_Given exercise_. Copy each line below in which the word "Output" occurs.

_Extracted data_.
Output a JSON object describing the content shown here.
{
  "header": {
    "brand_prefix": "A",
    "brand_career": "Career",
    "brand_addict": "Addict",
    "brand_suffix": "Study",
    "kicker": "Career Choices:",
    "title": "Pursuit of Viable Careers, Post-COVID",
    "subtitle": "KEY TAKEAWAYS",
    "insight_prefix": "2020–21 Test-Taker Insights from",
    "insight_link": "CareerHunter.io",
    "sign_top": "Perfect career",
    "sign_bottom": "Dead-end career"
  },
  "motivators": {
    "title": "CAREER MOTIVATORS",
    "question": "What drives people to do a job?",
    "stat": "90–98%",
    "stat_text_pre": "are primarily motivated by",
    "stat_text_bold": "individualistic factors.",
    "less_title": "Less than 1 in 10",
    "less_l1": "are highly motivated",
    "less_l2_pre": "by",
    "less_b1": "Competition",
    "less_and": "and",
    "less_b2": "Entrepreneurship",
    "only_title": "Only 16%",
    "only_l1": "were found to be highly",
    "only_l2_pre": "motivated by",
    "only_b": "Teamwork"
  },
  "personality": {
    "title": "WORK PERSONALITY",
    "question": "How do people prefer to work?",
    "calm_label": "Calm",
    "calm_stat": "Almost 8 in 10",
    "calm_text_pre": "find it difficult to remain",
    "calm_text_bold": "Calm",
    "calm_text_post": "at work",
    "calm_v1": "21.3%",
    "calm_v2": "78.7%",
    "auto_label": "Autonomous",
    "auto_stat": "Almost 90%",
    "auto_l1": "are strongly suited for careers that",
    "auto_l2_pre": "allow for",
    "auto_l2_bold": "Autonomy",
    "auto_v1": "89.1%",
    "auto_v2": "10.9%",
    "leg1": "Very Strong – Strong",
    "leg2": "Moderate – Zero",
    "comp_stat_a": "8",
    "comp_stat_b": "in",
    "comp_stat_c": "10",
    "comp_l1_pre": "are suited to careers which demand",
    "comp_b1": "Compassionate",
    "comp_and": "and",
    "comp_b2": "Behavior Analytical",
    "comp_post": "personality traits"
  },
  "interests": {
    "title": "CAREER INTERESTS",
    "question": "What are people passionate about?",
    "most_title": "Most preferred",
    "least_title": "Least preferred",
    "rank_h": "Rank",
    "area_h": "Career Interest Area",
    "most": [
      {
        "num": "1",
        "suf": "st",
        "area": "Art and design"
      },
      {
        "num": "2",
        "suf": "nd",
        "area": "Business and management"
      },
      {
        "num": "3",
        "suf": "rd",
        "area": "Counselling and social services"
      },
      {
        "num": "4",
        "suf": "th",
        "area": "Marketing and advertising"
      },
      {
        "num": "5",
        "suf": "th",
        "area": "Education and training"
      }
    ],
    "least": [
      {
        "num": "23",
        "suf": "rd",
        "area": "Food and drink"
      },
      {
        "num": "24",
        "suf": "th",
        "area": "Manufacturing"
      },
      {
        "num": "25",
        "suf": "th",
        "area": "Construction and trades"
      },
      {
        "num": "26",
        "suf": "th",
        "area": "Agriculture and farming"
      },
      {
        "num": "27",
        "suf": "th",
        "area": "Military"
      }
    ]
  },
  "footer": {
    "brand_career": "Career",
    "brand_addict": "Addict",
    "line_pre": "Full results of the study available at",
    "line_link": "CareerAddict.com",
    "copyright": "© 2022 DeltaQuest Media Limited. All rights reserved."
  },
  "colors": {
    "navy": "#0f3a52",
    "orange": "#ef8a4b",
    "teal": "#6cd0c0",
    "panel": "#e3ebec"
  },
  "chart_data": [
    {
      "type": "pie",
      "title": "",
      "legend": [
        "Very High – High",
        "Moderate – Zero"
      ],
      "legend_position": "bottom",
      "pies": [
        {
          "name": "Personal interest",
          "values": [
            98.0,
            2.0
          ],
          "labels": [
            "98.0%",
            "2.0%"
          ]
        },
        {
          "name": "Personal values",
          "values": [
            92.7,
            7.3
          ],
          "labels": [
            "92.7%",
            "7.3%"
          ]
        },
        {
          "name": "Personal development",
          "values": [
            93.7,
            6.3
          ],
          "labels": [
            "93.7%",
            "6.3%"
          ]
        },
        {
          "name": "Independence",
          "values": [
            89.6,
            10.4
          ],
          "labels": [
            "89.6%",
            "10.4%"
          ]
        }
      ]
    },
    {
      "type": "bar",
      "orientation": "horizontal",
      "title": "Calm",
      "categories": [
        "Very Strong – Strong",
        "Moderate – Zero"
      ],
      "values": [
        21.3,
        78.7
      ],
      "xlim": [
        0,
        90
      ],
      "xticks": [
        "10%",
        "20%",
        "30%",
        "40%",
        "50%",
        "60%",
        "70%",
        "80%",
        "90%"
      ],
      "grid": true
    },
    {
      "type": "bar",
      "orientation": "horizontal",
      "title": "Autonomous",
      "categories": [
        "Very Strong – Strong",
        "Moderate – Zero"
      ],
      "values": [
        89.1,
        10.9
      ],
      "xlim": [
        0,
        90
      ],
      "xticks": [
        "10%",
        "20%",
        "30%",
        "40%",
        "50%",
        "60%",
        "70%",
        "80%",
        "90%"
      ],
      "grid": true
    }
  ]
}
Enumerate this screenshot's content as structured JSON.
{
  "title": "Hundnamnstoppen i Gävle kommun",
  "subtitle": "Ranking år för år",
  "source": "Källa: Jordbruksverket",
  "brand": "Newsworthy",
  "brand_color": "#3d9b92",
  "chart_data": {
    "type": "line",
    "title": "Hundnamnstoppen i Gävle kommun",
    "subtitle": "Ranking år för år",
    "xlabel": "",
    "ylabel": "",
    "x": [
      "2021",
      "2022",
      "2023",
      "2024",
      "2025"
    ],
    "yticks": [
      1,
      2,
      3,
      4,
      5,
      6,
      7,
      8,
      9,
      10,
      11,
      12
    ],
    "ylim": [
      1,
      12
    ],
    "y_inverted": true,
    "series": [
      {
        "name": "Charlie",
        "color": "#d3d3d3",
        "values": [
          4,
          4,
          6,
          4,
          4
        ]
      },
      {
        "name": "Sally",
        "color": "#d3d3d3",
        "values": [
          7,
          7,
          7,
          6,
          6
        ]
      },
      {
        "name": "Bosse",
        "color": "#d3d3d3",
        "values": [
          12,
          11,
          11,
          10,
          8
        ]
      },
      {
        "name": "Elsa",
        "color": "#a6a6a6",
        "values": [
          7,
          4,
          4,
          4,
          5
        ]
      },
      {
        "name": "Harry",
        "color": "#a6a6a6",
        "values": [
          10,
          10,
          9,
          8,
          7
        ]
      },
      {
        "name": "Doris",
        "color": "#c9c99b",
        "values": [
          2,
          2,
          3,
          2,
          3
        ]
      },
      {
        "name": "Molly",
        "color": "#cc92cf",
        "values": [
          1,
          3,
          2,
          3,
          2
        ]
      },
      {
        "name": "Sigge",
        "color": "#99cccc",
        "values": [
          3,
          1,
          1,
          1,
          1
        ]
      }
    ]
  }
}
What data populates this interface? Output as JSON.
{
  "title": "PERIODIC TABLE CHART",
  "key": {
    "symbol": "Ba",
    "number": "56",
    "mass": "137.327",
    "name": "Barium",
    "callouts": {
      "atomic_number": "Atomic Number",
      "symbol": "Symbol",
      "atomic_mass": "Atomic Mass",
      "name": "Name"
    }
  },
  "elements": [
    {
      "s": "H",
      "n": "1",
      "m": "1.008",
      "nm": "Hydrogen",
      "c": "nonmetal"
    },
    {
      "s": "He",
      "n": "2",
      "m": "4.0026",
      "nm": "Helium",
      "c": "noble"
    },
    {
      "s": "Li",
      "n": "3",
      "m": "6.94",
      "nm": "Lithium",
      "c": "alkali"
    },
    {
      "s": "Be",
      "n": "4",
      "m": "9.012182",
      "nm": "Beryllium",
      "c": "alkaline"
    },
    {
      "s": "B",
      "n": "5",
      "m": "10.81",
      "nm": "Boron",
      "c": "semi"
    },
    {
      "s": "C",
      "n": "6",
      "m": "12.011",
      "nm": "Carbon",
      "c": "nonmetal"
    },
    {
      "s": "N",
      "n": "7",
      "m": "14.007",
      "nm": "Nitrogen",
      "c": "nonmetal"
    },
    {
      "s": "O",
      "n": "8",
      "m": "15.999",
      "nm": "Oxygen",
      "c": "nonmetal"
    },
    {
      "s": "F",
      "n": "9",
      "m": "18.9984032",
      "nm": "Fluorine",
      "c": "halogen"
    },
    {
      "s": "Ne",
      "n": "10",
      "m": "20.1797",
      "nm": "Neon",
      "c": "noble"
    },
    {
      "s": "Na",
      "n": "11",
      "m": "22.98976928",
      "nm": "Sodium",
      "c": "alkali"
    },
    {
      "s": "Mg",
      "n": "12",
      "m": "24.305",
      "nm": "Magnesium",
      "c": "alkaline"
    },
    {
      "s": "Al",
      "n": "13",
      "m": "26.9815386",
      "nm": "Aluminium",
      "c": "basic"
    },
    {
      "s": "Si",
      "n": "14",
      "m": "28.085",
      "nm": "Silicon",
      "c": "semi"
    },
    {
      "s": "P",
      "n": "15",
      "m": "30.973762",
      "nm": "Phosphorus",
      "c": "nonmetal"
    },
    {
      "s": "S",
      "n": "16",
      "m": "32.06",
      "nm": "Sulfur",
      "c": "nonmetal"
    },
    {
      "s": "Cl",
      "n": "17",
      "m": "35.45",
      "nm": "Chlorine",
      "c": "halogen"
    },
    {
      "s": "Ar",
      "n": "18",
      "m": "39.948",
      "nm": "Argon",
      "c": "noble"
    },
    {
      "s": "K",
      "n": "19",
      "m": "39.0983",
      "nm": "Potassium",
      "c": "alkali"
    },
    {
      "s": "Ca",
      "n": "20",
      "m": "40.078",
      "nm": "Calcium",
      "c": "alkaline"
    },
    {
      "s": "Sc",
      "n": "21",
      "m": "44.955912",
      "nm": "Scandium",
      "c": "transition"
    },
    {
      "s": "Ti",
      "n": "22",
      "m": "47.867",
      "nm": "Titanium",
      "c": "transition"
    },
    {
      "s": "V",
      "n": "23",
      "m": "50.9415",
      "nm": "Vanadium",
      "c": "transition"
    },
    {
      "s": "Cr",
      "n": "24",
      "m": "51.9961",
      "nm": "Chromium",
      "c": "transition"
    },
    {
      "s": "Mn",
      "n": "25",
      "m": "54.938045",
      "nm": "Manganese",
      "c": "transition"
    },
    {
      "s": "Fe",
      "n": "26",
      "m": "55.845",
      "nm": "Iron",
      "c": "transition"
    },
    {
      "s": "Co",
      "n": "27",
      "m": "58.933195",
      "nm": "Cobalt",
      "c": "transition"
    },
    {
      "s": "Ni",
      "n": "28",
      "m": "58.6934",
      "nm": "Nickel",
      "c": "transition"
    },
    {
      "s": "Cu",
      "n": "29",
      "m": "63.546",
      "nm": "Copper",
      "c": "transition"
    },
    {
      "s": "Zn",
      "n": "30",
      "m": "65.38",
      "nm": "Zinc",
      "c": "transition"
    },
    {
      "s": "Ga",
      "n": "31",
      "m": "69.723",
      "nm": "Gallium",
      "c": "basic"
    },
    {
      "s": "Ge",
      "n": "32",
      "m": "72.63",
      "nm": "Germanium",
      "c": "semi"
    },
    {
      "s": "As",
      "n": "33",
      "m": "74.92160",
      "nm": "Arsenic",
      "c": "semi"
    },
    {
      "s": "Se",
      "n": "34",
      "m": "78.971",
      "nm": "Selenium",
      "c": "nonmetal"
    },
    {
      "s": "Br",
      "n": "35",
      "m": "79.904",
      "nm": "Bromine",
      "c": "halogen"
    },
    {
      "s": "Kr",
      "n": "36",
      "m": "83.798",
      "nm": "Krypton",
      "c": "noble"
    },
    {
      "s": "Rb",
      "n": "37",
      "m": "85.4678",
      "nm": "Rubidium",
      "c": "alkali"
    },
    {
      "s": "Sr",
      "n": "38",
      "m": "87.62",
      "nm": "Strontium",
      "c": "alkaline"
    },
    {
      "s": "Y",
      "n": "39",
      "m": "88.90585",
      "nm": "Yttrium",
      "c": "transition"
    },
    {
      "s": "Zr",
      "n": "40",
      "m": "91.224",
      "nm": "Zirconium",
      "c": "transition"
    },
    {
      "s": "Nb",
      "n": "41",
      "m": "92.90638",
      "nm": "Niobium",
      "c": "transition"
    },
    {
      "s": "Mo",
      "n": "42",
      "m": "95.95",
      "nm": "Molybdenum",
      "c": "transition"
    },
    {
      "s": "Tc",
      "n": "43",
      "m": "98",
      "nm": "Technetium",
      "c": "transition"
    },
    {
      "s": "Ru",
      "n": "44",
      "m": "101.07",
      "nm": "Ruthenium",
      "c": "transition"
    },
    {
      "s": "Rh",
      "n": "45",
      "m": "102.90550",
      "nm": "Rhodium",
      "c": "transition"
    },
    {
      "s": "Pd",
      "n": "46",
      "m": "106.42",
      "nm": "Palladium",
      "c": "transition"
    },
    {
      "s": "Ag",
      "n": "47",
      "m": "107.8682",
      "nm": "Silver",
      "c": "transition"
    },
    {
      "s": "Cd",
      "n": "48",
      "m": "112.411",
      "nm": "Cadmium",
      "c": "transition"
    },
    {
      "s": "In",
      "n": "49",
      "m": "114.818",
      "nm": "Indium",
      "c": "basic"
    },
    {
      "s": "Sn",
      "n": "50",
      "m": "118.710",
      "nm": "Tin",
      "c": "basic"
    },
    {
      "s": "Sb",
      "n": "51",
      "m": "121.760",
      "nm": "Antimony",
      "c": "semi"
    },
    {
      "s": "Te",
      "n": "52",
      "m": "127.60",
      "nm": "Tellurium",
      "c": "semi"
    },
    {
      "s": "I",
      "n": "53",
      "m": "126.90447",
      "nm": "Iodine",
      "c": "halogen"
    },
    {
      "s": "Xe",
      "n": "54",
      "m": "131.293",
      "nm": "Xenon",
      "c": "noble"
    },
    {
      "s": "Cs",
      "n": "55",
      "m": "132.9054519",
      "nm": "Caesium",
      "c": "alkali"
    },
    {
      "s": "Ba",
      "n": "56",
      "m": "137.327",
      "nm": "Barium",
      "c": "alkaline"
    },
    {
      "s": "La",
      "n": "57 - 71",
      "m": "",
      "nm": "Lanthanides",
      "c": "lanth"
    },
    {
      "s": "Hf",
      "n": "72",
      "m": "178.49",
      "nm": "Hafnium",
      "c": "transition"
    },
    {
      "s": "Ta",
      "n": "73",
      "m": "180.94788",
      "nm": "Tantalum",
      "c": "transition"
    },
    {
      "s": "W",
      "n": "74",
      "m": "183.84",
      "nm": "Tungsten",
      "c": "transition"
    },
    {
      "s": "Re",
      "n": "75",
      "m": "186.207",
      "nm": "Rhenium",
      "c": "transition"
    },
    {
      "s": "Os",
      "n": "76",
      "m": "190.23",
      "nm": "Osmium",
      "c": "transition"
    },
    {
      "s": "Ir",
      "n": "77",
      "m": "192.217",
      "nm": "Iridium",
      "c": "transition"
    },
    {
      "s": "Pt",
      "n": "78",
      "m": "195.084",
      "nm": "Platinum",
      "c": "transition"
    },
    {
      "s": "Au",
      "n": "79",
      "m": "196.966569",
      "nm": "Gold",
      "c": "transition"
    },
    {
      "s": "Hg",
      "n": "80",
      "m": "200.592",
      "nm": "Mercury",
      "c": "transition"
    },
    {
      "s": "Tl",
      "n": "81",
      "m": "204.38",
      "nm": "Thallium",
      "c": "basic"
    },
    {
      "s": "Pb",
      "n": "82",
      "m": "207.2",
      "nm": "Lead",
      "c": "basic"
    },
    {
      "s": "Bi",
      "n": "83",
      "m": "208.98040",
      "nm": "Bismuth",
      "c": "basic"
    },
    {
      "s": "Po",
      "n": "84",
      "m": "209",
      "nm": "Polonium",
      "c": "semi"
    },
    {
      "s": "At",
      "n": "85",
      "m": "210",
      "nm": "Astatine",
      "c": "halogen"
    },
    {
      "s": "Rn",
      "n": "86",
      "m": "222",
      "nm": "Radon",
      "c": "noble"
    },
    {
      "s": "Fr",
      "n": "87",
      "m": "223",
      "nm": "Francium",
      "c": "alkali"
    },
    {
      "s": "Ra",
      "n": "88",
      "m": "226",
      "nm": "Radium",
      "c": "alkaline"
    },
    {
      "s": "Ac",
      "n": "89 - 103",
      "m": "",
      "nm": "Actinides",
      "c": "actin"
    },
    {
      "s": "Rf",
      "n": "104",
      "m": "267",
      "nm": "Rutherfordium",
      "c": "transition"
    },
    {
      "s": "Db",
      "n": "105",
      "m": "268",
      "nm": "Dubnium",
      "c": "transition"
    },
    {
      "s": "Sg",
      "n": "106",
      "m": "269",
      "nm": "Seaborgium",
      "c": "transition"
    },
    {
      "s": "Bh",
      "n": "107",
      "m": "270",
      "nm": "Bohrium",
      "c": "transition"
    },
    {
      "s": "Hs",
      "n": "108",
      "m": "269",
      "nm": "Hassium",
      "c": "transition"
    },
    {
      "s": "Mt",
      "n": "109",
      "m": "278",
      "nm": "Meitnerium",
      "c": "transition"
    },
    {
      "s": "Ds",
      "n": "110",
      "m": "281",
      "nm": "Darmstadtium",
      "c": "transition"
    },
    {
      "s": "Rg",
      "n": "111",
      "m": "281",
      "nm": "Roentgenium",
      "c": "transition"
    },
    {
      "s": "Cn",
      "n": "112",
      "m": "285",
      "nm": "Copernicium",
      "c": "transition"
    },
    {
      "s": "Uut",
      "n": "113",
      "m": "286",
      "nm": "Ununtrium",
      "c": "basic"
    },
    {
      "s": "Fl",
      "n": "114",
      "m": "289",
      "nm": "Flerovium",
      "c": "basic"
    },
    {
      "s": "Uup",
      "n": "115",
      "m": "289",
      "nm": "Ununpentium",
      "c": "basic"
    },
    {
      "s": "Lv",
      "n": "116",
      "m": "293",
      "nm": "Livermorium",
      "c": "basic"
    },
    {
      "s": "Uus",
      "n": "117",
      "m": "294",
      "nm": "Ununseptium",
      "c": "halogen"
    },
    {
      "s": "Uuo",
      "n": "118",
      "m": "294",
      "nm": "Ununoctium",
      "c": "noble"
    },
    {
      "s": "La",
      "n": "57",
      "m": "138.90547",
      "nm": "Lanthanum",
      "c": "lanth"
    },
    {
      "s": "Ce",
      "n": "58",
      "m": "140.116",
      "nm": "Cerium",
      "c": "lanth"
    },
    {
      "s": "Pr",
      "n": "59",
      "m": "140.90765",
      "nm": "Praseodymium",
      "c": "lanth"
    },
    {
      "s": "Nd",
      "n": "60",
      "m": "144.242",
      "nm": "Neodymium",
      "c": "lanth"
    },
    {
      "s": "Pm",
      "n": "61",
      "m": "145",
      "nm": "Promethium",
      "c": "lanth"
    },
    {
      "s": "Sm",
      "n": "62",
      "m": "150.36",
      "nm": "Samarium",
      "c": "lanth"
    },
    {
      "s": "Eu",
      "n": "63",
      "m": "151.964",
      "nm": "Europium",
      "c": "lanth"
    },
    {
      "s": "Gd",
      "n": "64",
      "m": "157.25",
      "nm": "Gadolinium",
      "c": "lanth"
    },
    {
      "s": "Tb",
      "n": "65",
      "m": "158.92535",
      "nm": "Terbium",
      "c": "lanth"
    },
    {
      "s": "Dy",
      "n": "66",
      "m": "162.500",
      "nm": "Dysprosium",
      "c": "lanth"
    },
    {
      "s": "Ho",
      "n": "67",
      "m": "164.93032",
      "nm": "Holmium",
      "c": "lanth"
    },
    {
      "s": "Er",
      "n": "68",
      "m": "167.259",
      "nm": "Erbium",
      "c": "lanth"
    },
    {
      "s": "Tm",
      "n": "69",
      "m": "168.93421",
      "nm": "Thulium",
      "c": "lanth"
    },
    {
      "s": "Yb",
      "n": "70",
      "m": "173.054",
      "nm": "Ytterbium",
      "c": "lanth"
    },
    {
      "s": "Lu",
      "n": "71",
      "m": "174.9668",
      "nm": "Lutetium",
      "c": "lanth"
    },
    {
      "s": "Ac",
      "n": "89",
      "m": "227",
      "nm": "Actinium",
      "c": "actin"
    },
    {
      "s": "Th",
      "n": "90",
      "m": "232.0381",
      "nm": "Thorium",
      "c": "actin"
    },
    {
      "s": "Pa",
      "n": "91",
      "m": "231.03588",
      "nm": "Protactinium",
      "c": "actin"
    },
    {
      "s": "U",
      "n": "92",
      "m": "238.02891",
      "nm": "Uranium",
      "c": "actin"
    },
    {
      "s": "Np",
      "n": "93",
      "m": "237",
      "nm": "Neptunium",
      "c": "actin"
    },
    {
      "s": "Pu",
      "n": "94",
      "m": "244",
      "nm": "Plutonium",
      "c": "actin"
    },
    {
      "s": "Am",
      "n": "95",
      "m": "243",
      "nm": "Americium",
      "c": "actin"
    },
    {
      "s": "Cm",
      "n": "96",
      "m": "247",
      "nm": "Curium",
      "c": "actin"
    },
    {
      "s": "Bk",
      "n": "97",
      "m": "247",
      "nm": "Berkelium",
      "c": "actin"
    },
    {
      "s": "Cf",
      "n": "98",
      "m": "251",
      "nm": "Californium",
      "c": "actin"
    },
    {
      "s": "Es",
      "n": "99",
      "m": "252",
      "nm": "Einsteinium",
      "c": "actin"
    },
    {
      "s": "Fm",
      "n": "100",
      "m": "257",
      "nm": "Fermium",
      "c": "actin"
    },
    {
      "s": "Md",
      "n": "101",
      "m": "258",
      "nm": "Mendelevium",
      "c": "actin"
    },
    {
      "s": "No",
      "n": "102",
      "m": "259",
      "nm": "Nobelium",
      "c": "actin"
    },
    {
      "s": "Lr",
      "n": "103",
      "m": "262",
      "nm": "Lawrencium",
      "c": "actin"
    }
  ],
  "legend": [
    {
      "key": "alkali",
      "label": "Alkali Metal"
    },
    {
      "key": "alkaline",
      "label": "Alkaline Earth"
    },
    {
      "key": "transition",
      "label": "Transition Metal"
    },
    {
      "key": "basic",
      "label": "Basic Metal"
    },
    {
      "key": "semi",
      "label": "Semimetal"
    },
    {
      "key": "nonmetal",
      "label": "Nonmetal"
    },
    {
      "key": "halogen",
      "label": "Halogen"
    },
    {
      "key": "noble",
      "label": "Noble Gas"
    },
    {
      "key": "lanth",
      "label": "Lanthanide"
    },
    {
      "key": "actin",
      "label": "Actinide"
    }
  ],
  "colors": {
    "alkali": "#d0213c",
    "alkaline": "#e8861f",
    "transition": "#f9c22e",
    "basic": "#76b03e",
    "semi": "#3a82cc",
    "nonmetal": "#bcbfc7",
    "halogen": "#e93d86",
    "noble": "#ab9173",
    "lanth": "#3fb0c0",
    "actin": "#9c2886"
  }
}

_Result of the task_.
Output a JSON object describing the content shown here.
What data populates this interface? Output as JSON.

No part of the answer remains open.